• Stored data entries:
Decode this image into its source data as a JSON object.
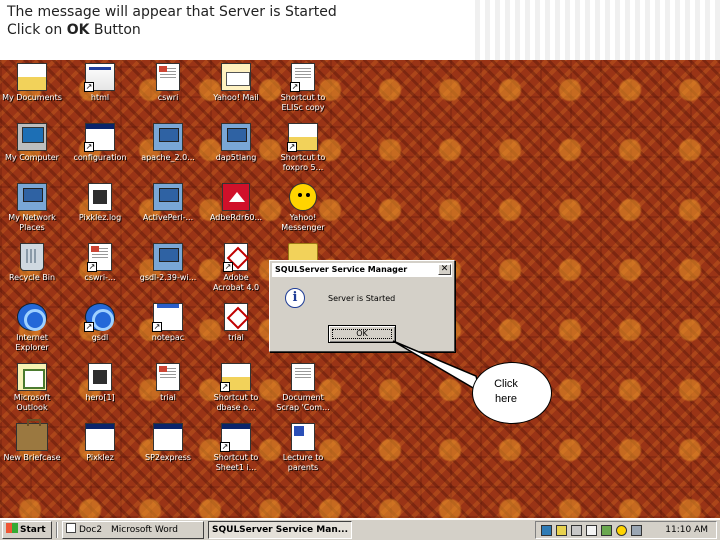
{
  "slide": {
    "line1": "The message will appear that Server is Started",
    "line2_prefix": "Click on",
    "line2_bold": "OK",
    "line2_suffix": "Button"
  },
  "desktop": {
    "icons": [
      {
        "label": "My Documents",
        "icon": "my-documents-icon"
      },
      {
        "label": "html",
        "icon": "webpage-shortcut-icon"
      },
      {
        "label": "cswri",
        "icon": "document-icon"
      },
      {
        "label": "Yahoo! Mail",
        "icon": "yahoo-mail-icon"
      },
      {
        "label": "Shortcut to\nELISc copy",
        "icon": "shortcut-icon"
      },
      {
        "label": "My Computer",
        "icon": "my-computer-icon"
      },
      {
        "label": "configuration",
        "icon": "window-shortcut-icon"
      },
      {
        "label": "apache_2.0...",
        "icon": "network-computer-icon"
      },
      {
        "label": "dap5tlang",
        "icon": "network-computer-icon"
      },
      {
        "label": "Shortcut to\nfoxpro 5...",
        "icon": "folder-shortcut-icon"
      },
      {
        "label": "My Network\nPlaces",
        "icon": "network-places-icon"
      },
      {
        "label": "Pixklez.log",
        "icon": "log-file-icon"
      },
      {
        "label": "ActivePerl-...",
        "icon": "installer-icon"
      },
      {
        "label": "AdbeRdr60...",
        "icon": "adobe-reader-installer-icon"
      },
      {
        "label": "Yahoo!\nMessenger",
        "icon": "yahoo-messenger-icon"
      },
      {
        "label": "Recycle Bin",
        "icon": "recycle-bin-icon"
      },
      {
        "label": "cswri-...",
        "icon": "document-shortcut-icon"
      },
      {
        "label": "gsdl-2.39-wi...",
        "icon": "installer-icon"
      },
      {
        "label": "Adobe\nAcrobat 4.0",
        "icon": "acrobat-icon"
      },
      {
        "label": "",
        "icon": "folder-icon"
      },
      {
        "label": "Internet\nExplorer",
        "icon": "internet-explorer-icon"
      },
      {
        "label": "gsdl",
        "icon": "shortcut-icon"
      },
      {
        "label": "notepac",
        "icon": "notepad-icon"
      },
      {
        "label": "trial",
        "icon": "pdf-icon"
      },
      {
        "label": "Microsoft\nOutlook",
        "icon": "outlook-icon"
      },
      {
        "label": "hero[1]",
        "icon": "log-file-icon"
      },
      {
        "label": "trial",
        "icon": "document-icon"
      },
      {
        "label": "Shortcut to\ndbase o...",
        "icon": "shortcut-icon"
      },
      {
        "label": "Document\nScrap 'Com...",
        "icon": "document-scrap-icon"
      },
      {
        "label": "New Briefcase",
        "icon": "briefcase-icon"
      },
      {
        "label": "Pixklez",
        "icon": "window-icon"
      },
      {
        "label": "SP2express",
        "icon": "window-icon"
      },
      {
        "label": "Shortcut to\nSheet1 i...",
        "icon": "shortcut-icon"
      },
      {
        "label": "Lecture to\nparents",
        "icon": "word-document-icon"
      }
    ]
  },
  "dialog": {
    "title": "SQULServer Service Manager",
    "close_glyph": "✕",
    "info_glyph": "i",
    "message": "Server is Started",
    "ok_label": "OK"
  },
  "callout": {
    "text": "Click here"
  },
  "taskbar": {
    "start_label": "Start",
    "items": [
      {
        "label": "Doc2"
      },
      {
        "label": "Microsoft Word"
      },
      {
        "label": "SQULServer Service Man..."
      }
    ],
    "clock": "11:10 AM"
  }
}
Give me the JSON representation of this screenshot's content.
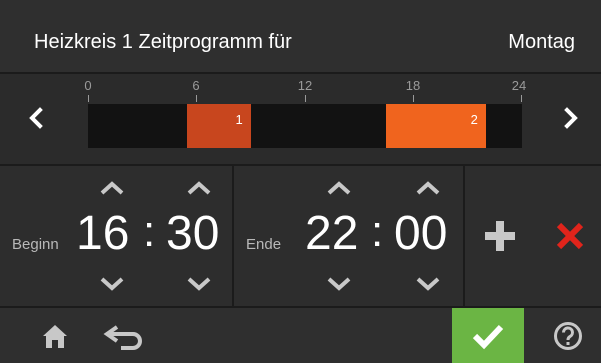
{
  "header": {
    "title": "Heizkreis 1 Zeitprogramm für",
    "day": "Montag"
  },
  "timeline": {
    "ticks": [
      "0",
      "6",
      "12",
      "18",
      "24"
    ],
    "segments": [
      {
        "label": "1",
        "start_hour": 5.5,
        "end_hour": 9.0,
        "color": "#c8461e"
      },
      {
        "label": "2",
        "start_hour": 16.5,
        "end_hour": 22.0,
        "color": "#f0641e"
      }
    ],
    "prev_icon": "chevron-left-icon",
    "next_icon": "chevron-right-icon"
  },
  "begin": {
    "label": "Beginn",
    "hours": "16",
    "separator": ":",
    "minutes": "30"
  },
  "end": {
    "label": "Ende",
    "hours": "22",
    "separator": ":",
    "minutes": "00"
  },
  "actions": {
    "add_icon": "plus-icon",
    "delete_icon": "x-icon",
    "delete_color": "#e0241b"
  },
  "footer": {
    "home_icon": "home-icon",
    "back_icon": "back-arrow-icon",
    "confirm_icon": "checkmark-icon",
    "confirm_color": "#6bb544",
    "help_icon": "question-icon"
  },
  "colors": {
    "header_bg": "#2f2f2f",
    "panel_bg": "#2d2d2d",
    "chevron": "#c8c8c8"
  }
}
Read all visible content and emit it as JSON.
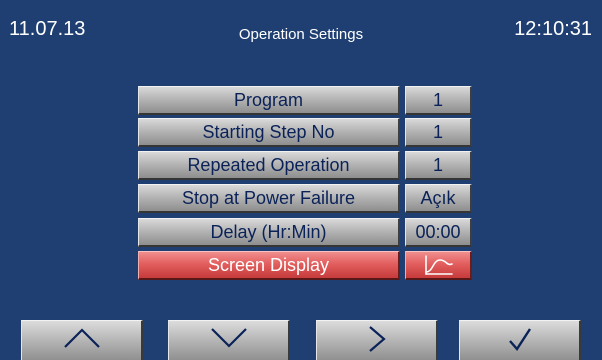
{
  "header": {
    "date": "11.07.13",
    "title": "Operation Settings",
    "time": "12:10:31"
  },
  "settings": [
    {
      "label": "Program",
      "value": "1"
    },
    {
      "label": "Starting Step No",
      "value": "1"
    },
    {
      "label": "Repeated Operation",
      "value": "1"
    },
    {
      "label": "Stop at Power Failure",
      "value": "Açık"
    },
    {
      "label": "Delay (Hr:Min)",
      "value": "00:00"
    },
    {
      "label": "Screen Display",
      "value_icon": "graph-curve-icon",
      "selected": true
    }
  ],
  "nav": [
    {
      "icon": "up-arrow-icon"
    },
    {
      "icon": "down-arrow-icon"
    },
    {
      "icon": "right-arrow-icon"
    },
    {
      "icon": "checkmark-icon"
    }
  ],
  "colors": {
    "background": "#1f3f72",
    "button_gray": "#b5b5b5",
    "button_selected": "#e35f5f",
    "button_text": "#0a2258"
  }
}
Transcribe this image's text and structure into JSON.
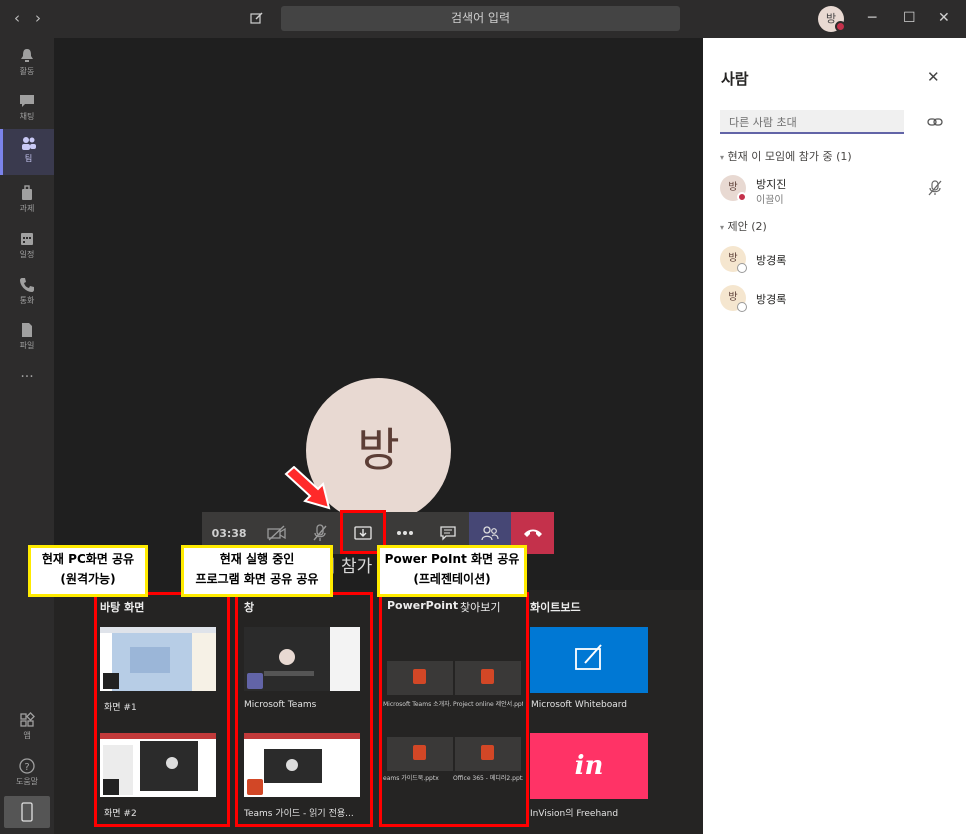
{
  "titlebar": {
    "search_placeholder": "검색어 입력",
    "user_initial": "방"
  },
  "rail": {
    "items": [
      {
        "label": "활동",
        "icon": "bell-icon"
      },
      {
        "label": "채팅",
        "icon": "chat-icon"
      },
      {
        "label": "팀",
        "icon": "teams-icon"
      },
      {
        "label": "과제",
        "icon": "assignments-icon"
      },
      {
        "label": "일정",
        "icon": "calendar-icon"
      },
      {
        "label": "통화",
        "icon": "phone-icon"
      },
      {
        "label": "파일",
        "icon": "files-icon"
      }
    ],
    "more": "···",
    "apps_label": "앱",
    "help_label": "도움말"
  },
  "meeting": {
    "avatar_initial": "방",
    "timer": "03:38",
    "join_text": "이 참가"
  },
  "share": {
    "desktop": {
      "title": "바탕 화면",
      "items": [
        "화면 #1",
        "화면 #2"
      ]
    },
    "window": {
      "title": "창",
      "items": [
        "Microsoft Teams",
        "Teams 가이드 - 읽기 전용..."
      ]
    },
    "powerpoint": {
      "title": "PowerPoint",
      "browse": "찾아보기",
      "files": [
        "Microsoft Teams 소개자...",
        "Project online 제안서.pptx",
        "eams 가이드북.pptx",
        "Office 365 - 메디러2.pptx"
      ]
    },
    "whiteboard": {
      "title": "화이트보드",
      "items": [
        "Microsoft Whiteboard",
        "InVision의 Freehand"
      ],
      "invision_mark": "in"
    }
  },
  "annotations": {
    "a1": [
      "현재 PC화면 공유",
      "(원격가능)"
    ],
    "a2": [
      "현재 실행 중인",
      "프로그램 화면 공유 공유"
    ],
    "a3": [
      "Power PoInt 화면 공유",
      "(프레젠테이션)"
    ]
  },
  "people": {
    "title": "사람",
    "invite_placeholder": "다른 사람 초대",
    "in_meeting": "현재 이 모임에 참가 중 (1)",
    "participant": {
      "initial": "방",
      "name": "방지진",
      "role": "이끌이"
    },
    "suggested": "제안 (2)",
    "suggestions": [
      {
        "initial": "방",
        "name": "방경록"
      },
      {
        "initial": "방",
        "name": "방경록"
      }
    ]
  },
  "colors": {
    "accent": "#6264a7",
    "hangup": "#c4314b",
    "annotation_border": "#ff0000",
    "annotation_label": "#ffeb00",
    "whiteboard_tile": "#0078d4",
    "invision_tile": "#ff3366"
  }
}
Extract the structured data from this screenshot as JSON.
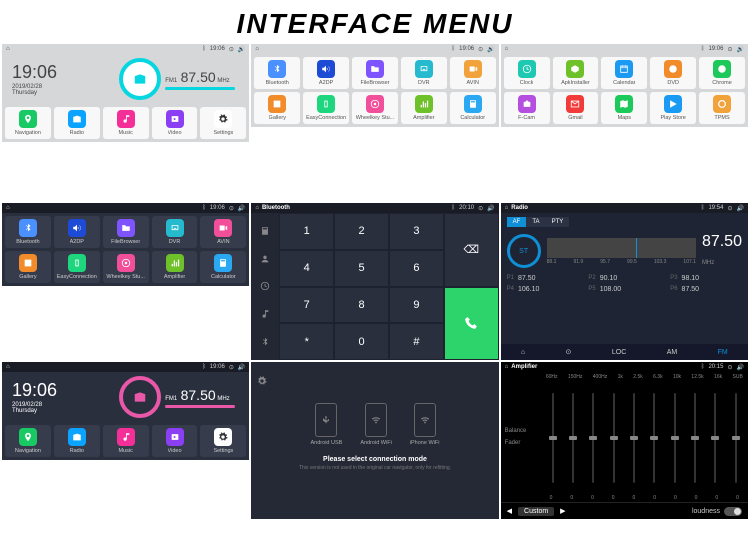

• Prompt: Show every line in the records above that contains the word "checkmark".

• Full output:
    "confirm_icon": "checkmark-icon",
      "icon": "checkmark-icon"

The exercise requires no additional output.